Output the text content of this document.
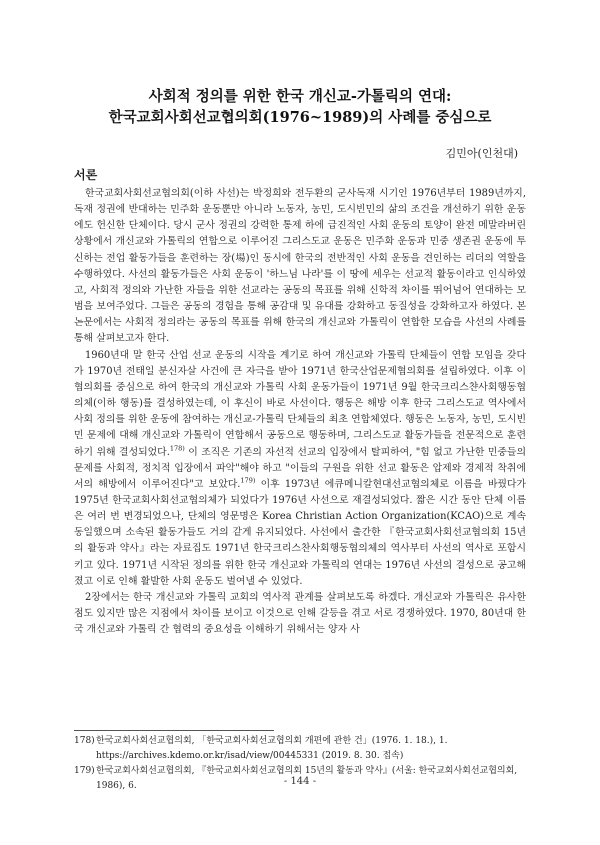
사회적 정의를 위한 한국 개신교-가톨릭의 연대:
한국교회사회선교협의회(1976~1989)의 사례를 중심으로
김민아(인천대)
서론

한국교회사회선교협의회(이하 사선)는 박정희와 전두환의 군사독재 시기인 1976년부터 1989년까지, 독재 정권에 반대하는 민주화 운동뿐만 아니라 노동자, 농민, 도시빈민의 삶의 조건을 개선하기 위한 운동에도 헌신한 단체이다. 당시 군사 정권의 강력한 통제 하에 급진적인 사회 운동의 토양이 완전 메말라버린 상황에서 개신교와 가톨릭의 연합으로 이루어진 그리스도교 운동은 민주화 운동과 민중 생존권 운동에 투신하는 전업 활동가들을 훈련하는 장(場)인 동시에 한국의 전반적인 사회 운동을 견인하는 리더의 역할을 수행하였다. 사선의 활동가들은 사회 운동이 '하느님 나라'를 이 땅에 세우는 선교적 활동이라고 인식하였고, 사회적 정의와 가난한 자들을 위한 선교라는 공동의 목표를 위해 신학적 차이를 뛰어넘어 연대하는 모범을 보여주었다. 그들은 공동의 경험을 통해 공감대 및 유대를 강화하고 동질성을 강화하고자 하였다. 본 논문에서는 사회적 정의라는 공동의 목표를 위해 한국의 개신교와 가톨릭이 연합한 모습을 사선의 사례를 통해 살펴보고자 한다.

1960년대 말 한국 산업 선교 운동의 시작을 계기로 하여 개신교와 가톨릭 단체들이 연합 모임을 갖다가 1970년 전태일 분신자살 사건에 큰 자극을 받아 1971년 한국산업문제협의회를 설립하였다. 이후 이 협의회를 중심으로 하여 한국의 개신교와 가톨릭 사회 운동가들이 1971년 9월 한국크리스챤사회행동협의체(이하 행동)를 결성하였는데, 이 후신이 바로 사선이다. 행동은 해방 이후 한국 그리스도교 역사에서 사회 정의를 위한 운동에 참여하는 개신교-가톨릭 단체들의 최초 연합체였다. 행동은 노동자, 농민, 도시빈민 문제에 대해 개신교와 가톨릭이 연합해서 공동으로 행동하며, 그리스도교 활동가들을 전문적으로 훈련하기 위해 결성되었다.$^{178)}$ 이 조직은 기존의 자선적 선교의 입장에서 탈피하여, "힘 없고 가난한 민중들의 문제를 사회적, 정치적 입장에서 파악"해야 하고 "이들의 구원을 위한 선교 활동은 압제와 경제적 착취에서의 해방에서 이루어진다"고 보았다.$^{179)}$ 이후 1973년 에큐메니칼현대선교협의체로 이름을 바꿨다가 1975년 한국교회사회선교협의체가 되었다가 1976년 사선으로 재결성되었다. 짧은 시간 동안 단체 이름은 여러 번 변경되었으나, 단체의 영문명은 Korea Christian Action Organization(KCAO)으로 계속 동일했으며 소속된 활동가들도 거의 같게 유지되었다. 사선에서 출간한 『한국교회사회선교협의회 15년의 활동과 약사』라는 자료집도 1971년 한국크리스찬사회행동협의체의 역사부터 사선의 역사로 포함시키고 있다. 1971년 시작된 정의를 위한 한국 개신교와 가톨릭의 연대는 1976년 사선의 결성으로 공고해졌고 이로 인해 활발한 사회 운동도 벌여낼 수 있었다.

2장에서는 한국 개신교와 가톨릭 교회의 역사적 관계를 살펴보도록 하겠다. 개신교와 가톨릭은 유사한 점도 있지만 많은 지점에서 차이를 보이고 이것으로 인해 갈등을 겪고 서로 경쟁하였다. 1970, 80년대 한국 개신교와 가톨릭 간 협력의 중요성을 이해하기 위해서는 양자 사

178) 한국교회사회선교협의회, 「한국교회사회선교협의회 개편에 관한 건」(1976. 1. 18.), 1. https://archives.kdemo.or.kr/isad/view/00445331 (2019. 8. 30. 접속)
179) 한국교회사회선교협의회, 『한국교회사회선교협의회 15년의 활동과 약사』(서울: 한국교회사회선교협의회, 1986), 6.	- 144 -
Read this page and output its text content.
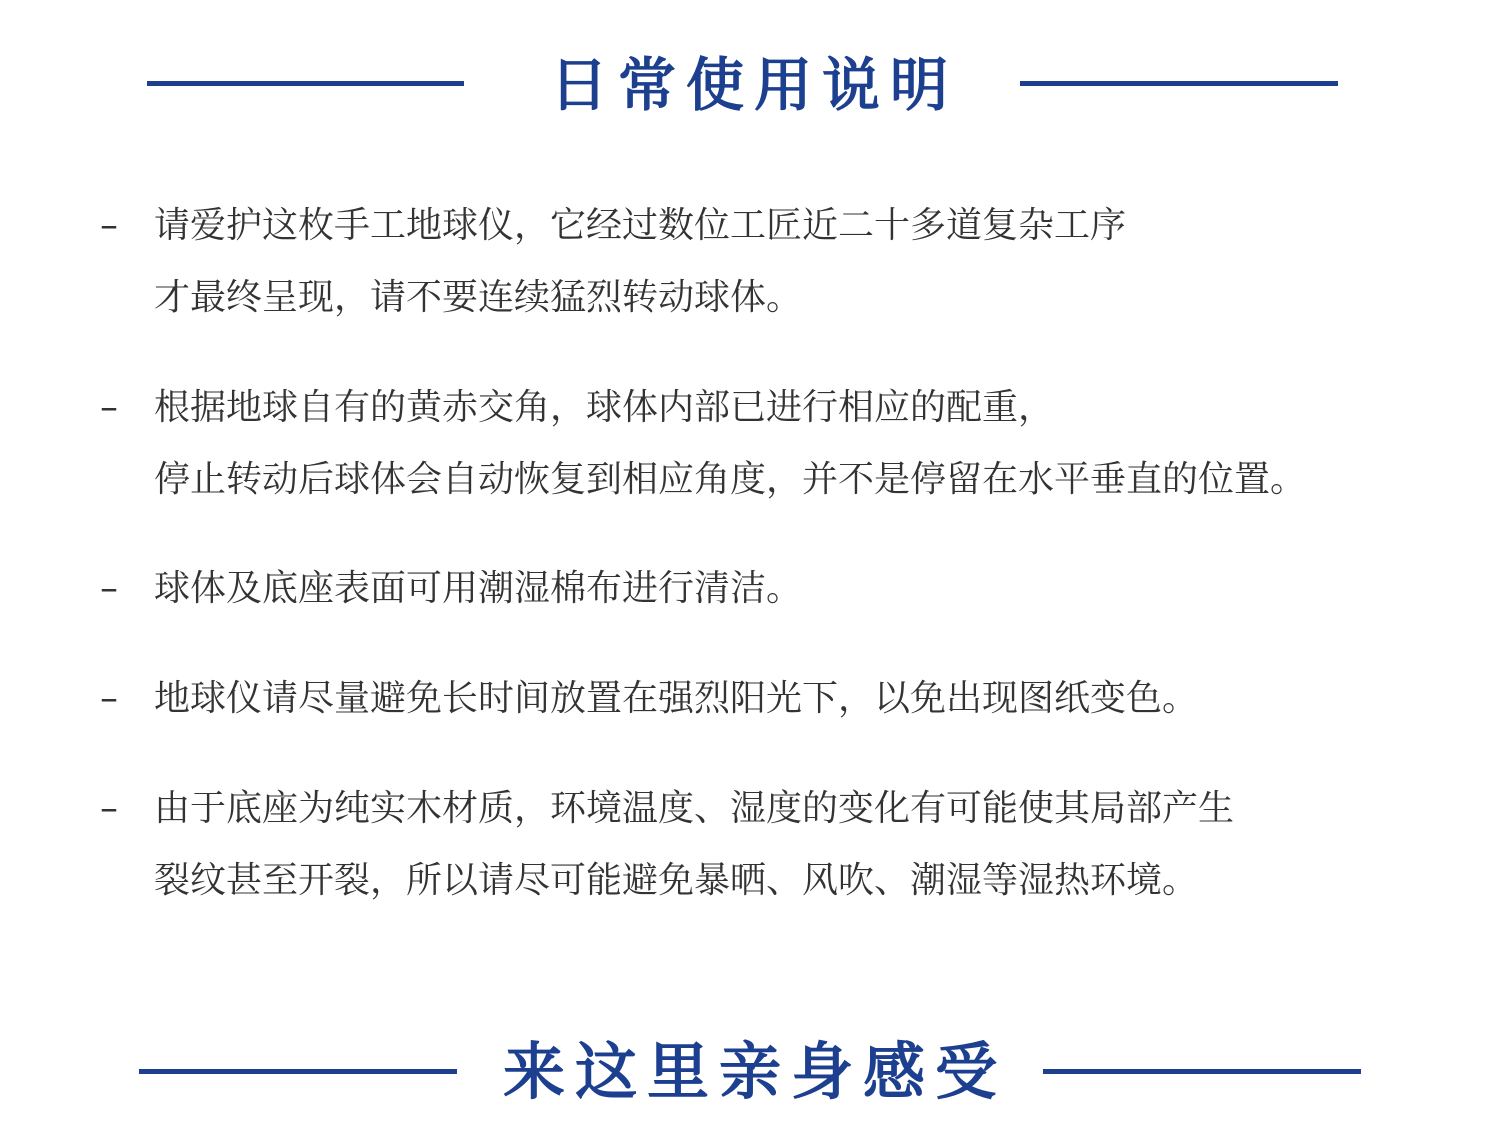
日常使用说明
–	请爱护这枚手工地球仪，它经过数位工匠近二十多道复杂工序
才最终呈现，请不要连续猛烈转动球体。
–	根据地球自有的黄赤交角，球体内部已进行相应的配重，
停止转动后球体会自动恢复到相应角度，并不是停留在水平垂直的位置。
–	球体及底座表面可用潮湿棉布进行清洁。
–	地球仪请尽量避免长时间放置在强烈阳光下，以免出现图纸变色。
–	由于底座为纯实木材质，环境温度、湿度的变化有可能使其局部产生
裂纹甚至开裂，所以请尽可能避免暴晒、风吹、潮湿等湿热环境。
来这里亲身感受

────────────────────

GOAL OF THE EXERCISE =
Every record above must be given again exactly; drop the pictures.

FINAL RESULT =
Output the text content of this document.
사회적 정의를 위한 한국 개신교-가톨릭의 연대:
한국교회사회선교협의회(1976~1989)의 사례를 중심으로
김민아(인천대)
서론

한국교회사회선교협의회(이하 사선)는 박정희와 전두환의 군사독재 시기인 1976년부터 1989년까지, 독재 정권에 반대하는 민주화 운동뿐만 아니라 노동자, 농민, 도시빈민의 삶의 조건을 개선하기 위한 운동에도 헌신한 단체이다. 당시 군사 정권의 강력한 통제 하에 급진적인 사회 운동의 토양이 완전 메말라버린 상황에서 개신교와 가톨릭의 연합으로 이루어진 그리스도교 운동은 민주화 운동과 민중 생존권 운동에 투신하는 전업 활동가들을 훈련하는 장(場)인 동시에 한국의 전반적인 사회 운동을 견인하는 리더의 역할을 수행하였다. 사선의 활동가들은 사회 운동이 '하느님 나라'를 이 땅에 세우는 선교적 활동이라고 인식하였고, 사회적 정의와 가난한 자들을 위한 선교라는 공동의 목표를 위해 신학적 차이를 뛰어넘어 연대하는 모범을 보여주었다. 그들은 공동의 경험을 통해 공감대 및 유대를 강화하고 동질성을 강화하고자 하였다. 본 논문에서는 사회적 정의라는 공동의 목표를 위해 한국의 개신교와 가톨릭이 연합한 모습을 사선의 사례를 통해 살펴보고자 한다.

1960년대 말 한국 산업 선교 운동의 시작을 계기로 하여 개신교와 가톨릭 단체들이 연합 모임을 갖다가 1970년 전태일 분신자살 사건에 큰 자극을 받아 1971년 한국산업문제협의회를 설립하였다. 이후 이 협의회를 중심으로 하여 한국의 개신교와 가톨릭 사회 운동가들이 1971년 9월 한국크리스챤사회행동협의체(이하 행동)를 결성하였는데, 이 후신이 바로 사선이다. 행동은 해방 이후 한국 그리스도교 역사에서 사회 정의를 위한 운동에 참여하는 개신교-가톨릭 단체들의 최초 연합체였다. 행동은 노동자, 농민, 도시빈민 문제에 대해 개신교와 가톨릭이 연합해서 공동으로 행동하며, 그리스도교 활동가들을 전문적으로 훈련하기 위해 결성되었다.$^{178)}$ 이 조직은 기존의 자선적 선교의 입장에서 탈피하여, "힘 없고 가난한 민중들의 문제를 사회적, 정치적 입장에서 파악"해야 하고 "이들의 구원을 위한 선교 활동은 압제와 경제적 착취에서의 해방에서 이루어진다"고 보았다.$^{179)}$ 이후 1973년 에큐메니칼현대선교협의체로 이름을 바꿨다가 1975년 한국교회사회선교협의체가 되었다가 1976년 사선으로 재결성되었다. 짧은 시간 동안 단체 이름은 여러 번 변경되었으나, 단체의 영문명은 Korea Christian Action Organization(KCAO)으로 계속 동일했으며 소속된 활동가들도 거의 같게 유지되었다. 사선에서 출간한 『한국교회사회선교협의회 15년의 활동과 약사』라는 자료집도 1971년 한국크리스찬사회행동협의체의 역사부터 사선의 역사로 포함시키고 있다. 1971년 시작된 정의를 위한 한국 개신교와 가톨릭의 연대는 1976년 사선의 결성으로 공고해졌고 이로 인해 활발한 사회 운동도 벌여낼 수 있었다.

2장에서는 한국 개신교와 가톨릭 교회의 역사적 관계를 살펴보도록 하겠다. 개신교와 가톨릭은 유사한 점도 있지만 많은 지점에서 차이를 보이고 이것으로 인해 갈등을 겪고 서로 경쟁하였다. 1970, 80년대 한국 개신교와 가톨릭 간 협력의 중요성을 이해하기 위해서는 양자 사

178) 한국교회사회선교협의회, 「한국교회사회선교협의회 개편에 관한 건」(1976. 1. 18.), 1. https://archives.kdemo.or.kr/isad/view/00445331 (2019. 8. 30. 접속)
179) 한국교회사회선교협의회, 『한국교회사회선교협의회 15년의 활동과 약사』(서울: 한국교회사회선교협의회, 1986), 6.	- 144 -
Read this page and output its text content.
日常使用说明
–	请爱护这枚手工地球仪，它经过数位工匠近二十多道复杂工序
才最终呈现，请不要连续猛烈转动球体。
–	根据地球自有的黄赤交角，球体内部已进行相应的配重，
停止转动后球体会自动恢复到相应角度，并不是停留在水平垂直的位置。
–	球体及底座表面可用潮湿棉布进行清洁。
–	地球仪请尽量避免长时间放置在强烈阳光下，以免出现图纸变色。
–	由于底座为纯实木材质，环境温度、湿度的变化有可能使其局部产生
裂纹甚至开裂，所以请尽可能避免暴晒、风吹、潮湿等湿热环境。
来这里亲身感受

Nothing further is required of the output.